Supplied material »
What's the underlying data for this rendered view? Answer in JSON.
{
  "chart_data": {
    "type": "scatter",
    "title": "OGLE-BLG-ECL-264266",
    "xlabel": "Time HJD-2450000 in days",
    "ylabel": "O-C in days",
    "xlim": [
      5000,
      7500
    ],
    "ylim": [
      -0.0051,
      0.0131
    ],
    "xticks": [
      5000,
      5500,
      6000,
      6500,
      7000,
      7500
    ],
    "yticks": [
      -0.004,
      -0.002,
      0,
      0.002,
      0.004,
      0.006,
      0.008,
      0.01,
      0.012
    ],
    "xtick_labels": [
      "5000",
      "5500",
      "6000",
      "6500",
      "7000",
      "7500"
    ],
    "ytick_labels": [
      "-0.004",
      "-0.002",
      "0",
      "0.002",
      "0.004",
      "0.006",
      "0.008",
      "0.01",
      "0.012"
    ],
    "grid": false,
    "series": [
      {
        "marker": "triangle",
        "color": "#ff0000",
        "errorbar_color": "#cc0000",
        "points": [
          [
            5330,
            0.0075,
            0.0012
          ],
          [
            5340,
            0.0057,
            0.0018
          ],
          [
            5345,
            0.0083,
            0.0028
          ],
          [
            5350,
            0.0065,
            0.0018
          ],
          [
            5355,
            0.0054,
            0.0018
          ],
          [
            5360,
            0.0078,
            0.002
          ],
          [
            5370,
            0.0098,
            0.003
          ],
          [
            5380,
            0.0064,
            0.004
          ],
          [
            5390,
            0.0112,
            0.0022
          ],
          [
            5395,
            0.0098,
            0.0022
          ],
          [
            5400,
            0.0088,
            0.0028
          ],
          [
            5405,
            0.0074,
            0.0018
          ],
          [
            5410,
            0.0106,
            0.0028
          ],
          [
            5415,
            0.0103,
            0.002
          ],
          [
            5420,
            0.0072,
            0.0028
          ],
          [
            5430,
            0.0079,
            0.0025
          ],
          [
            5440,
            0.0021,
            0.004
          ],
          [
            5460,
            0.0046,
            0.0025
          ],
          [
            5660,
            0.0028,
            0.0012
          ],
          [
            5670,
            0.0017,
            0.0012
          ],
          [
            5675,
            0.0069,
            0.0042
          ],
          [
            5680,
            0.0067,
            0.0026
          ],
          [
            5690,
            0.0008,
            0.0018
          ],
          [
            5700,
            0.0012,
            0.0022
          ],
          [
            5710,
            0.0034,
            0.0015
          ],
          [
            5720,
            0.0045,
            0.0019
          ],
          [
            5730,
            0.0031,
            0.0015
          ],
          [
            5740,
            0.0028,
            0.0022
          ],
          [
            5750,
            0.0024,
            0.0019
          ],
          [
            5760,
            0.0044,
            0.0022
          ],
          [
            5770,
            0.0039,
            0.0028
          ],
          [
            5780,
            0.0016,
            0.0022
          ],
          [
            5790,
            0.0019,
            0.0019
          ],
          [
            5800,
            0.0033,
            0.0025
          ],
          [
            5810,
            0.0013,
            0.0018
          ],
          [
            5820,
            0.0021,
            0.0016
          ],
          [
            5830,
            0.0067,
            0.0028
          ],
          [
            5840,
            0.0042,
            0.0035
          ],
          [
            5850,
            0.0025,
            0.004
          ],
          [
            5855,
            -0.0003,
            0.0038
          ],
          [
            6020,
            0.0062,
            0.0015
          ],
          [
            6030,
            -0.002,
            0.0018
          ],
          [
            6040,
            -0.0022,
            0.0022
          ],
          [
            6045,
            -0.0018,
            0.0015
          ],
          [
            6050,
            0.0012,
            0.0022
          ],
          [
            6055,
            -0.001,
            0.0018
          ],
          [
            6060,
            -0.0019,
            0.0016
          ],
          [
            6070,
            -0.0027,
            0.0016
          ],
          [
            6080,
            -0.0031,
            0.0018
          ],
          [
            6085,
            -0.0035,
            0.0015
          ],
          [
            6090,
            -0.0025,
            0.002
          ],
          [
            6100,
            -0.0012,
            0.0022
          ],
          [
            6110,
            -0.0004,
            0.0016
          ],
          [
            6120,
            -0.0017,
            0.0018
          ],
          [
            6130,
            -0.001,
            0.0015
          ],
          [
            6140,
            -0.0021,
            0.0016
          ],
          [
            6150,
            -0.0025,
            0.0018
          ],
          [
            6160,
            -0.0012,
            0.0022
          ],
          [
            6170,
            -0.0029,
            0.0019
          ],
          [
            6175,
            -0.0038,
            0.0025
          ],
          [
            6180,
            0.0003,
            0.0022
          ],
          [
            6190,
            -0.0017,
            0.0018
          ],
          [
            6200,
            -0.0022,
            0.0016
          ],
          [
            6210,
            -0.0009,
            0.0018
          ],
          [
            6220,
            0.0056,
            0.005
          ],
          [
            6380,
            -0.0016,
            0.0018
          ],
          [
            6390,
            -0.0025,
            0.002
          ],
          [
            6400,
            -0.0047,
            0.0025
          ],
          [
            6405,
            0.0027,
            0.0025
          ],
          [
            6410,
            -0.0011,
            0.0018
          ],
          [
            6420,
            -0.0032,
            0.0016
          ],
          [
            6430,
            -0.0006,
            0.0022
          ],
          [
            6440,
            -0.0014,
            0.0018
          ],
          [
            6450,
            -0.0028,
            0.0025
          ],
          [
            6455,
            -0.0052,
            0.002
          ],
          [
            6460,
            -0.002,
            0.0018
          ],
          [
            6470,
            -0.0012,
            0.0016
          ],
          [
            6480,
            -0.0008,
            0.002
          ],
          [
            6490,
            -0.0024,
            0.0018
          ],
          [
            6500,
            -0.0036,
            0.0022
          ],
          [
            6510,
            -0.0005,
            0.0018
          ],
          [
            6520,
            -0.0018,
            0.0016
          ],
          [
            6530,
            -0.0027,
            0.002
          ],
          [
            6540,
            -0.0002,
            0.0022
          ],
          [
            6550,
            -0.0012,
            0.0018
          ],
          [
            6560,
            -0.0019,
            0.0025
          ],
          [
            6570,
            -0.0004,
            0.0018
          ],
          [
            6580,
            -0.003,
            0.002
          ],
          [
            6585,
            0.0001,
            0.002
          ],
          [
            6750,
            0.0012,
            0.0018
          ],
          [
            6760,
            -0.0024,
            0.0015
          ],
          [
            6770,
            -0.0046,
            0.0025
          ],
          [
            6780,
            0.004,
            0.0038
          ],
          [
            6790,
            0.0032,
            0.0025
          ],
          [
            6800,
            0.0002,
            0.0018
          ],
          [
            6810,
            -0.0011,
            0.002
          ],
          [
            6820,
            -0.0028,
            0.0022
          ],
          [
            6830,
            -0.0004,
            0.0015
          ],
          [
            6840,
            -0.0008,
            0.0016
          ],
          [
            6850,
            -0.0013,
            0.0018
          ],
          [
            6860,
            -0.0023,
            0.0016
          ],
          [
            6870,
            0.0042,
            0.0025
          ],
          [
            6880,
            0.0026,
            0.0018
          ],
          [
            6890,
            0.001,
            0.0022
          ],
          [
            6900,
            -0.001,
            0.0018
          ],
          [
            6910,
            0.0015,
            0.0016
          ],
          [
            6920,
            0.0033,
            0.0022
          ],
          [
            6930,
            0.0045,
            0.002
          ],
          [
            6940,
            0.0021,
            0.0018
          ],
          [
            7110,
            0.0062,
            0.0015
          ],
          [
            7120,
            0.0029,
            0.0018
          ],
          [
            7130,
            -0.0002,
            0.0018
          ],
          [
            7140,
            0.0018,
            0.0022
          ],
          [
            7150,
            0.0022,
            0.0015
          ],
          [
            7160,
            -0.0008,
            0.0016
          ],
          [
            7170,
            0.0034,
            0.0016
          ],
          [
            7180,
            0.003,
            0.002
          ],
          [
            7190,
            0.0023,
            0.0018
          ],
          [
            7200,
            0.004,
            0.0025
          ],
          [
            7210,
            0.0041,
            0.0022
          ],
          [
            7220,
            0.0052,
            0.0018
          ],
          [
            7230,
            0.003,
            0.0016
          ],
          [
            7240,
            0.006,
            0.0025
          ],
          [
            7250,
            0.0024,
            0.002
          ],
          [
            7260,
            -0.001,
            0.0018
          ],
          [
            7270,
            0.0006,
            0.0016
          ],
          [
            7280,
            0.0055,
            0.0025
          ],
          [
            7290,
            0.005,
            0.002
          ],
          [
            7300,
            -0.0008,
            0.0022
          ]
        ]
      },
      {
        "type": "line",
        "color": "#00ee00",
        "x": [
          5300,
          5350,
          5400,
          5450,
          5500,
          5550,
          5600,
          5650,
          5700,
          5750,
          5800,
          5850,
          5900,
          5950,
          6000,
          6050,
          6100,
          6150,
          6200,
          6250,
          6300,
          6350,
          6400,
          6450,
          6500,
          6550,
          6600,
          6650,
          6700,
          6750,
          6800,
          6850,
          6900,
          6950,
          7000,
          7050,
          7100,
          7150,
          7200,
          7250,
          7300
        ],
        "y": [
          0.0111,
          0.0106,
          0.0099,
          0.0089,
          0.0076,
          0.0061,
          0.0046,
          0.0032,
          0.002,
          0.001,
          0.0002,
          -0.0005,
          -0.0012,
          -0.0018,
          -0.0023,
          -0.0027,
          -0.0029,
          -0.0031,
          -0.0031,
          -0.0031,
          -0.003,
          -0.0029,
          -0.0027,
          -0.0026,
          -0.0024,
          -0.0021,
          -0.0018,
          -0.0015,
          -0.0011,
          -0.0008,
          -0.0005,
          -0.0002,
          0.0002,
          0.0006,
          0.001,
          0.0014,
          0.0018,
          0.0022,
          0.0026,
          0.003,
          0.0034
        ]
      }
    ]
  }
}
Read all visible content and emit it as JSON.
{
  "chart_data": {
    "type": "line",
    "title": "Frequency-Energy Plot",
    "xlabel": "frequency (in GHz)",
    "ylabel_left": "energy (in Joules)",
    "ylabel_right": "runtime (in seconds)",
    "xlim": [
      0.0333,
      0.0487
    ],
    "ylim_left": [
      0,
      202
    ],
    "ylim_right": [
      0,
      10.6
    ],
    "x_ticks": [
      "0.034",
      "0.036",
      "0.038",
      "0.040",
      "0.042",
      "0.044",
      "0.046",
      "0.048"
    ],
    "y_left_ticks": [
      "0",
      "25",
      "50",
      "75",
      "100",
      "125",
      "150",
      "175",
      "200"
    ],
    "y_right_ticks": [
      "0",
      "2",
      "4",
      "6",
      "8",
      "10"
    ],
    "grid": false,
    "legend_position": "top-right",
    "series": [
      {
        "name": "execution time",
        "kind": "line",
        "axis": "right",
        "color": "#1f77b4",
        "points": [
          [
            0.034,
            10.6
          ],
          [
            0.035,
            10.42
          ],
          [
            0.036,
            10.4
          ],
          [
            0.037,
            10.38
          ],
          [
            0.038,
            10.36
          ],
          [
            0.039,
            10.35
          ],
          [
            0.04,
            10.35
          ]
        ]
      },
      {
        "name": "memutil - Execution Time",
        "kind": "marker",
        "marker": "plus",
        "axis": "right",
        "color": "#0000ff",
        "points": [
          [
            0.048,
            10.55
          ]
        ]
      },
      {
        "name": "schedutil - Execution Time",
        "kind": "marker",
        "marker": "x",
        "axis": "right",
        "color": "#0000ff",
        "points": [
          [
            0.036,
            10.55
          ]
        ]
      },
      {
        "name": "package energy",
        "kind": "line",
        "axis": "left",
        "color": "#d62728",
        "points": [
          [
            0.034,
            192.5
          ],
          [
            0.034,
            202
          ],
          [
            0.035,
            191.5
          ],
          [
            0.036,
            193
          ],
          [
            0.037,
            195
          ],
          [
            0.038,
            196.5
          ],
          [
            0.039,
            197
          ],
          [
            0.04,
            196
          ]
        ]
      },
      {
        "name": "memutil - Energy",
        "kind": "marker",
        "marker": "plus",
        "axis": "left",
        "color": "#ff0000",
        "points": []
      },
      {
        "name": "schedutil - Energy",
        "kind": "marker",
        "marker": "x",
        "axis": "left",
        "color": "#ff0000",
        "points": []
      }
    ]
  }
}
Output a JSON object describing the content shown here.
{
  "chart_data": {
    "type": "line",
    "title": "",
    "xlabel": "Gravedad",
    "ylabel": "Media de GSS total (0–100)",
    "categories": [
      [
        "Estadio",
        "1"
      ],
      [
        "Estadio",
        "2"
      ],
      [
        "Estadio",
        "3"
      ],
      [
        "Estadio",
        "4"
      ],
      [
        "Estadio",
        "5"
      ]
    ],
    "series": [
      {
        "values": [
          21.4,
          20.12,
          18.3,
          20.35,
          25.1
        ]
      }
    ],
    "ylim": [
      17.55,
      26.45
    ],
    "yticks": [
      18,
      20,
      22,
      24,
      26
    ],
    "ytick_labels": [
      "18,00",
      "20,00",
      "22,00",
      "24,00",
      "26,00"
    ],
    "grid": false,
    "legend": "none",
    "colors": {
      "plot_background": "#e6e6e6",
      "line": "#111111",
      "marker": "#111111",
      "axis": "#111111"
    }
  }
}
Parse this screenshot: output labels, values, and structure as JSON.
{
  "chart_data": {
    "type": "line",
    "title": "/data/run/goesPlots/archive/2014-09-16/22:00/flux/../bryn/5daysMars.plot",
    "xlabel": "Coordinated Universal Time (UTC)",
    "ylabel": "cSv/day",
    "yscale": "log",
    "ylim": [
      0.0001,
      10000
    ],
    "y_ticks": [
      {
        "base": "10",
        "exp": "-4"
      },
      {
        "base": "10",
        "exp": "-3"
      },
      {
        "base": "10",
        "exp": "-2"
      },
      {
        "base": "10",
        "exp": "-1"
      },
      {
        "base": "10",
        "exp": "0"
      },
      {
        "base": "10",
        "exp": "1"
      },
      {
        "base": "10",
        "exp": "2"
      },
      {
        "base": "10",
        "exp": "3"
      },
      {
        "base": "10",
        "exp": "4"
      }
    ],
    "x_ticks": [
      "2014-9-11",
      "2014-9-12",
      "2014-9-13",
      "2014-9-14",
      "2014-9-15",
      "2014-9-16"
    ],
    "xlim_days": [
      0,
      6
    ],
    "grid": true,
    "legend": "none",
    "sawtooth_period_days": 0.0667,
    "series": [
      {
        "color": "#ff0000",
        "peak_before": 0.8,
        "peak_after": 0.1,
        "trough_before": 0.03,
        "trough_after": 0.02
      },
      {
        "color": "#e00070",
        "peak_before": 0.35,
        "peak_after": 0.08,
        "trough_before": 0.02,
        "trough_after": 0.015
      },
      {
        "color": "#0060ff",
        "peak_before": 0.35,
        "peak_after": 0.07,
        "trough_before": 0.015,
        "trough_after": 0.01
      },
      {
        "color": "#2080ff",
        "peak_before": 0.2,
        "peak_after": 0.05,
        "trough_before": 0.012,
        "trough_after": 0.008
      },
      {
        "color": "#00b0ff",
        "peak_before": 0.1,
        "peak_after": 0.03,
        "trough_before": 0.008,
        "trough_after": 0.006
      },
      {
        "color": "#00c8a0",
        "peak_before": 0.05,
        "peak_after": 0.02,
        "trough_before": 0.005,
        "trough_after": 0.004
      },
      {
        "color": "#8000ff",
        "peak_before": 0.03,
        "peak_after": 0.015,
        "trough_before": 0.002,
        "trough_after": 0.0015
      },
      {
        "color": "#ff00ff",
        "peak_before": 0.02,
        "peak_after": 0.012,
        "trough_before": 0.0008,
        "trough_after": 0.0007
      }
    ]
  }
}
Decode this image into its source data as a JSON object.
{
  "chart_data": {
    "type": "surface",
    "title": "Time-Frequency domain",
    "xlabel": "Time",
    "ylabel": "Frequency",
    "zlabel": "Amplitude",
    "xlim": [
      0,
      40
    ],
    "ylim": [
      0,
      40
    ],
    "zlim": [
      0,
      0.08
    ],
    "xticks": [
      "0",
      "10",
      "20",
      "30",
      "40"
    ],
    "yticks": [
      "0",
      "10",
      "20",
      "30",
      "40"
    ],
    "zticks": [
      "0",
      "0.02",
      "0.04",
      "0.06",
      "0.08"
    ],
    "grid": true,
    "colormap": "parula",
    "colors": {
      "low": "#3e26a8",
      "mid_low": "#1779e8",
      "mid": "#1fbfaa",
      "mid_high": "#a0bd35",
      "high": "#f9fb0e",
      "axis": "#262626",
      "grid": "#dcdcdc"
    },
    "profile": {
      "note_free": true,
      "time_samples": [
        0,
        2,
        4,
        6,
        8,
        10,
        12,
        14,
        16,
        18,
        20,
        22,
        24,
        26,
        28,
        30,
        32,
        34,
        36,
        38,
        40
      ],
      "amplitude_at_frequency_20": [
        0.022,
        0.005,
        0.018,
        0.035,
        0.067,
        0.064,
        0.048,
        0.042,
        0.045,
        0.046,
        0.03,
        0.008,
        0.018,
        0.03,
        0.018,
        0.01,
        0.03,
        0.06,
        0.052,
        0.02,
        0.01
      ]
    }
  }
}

Request »
Copy each line holding the word "memutil" from the listing above.

Full response »
        "name": "memutil - Execution Time",
        "name": "memutil - Energy",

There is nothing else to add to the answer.